┌──

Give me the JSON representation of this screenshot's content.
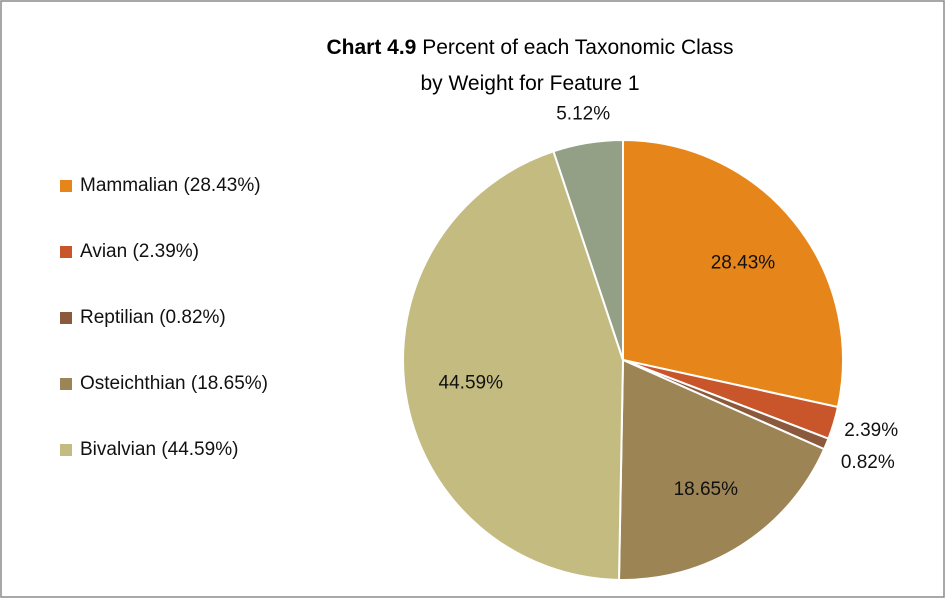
{
  "chart_data": {
    "type": "pie",
    "title_label": "Chart 4.9",
    "title": "Percent of each Taxonomic Class by Weight for Feature 1",
    "categories": [
      "Mammalian (28.43%)",
      "Avian (2.39%)",
      "Reptilian (0.82%)",
      "Osteichthian (18.65%)",
      "Bivalvian (44.59%)",
      null
    ],
    "values": [
      28.43,
      2.39,
      0.82,
      18.65,
      44.59,
      5.12
    ],
    "value_labels": [
      "28.43%",
      "2.39%",
      "0.82%",
      "18.65%",
      "44.59%",
      "5.12%"
    ],
    "colors": [
      "#e6861a",
      "#c8562a",
      "#8b5a3c",
      "#9c8455",
      "#c3bb80",
      "#93a085"
    ],
    "legend": "left"
  }
}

└──

▶ _Written exercise_
Restate each entry word for word, please, but drop any images it holds.

▶ _The result_
Give me the JSON representation of this screenshot's content.
{
  "chart_data": {
    "type": "pie",
    "title_label": "Chart 4.9",
    "title": "Percent of each Taxonomic Class by Weight for Feature 1",
    "categories": [
      "Mammalian (28.43%)",
      "Avian (2.39%)",
      "Reptilian (0.82%)",
      "Osteichthian (18.65%)",
      "Bivalvian (44.59%)",
      null
    ],
    "values": [
      28.43,
      2.39,
      0.82,
      18.65,
      44.59,
      5.12
    ],
    "value_labels": [
      "28.43%",
      "2.39%",
      "0.82%",
      "18.65%",
      "44.59%",
      "5.12%"
    ],
    "colors": [
      "#e6861a",
      "#c8562a",
      "#8b5a3c",
      "#9c8455",
      "#c3bb80",
      "#93a085"
    ],
    "legend": "left"
  }
}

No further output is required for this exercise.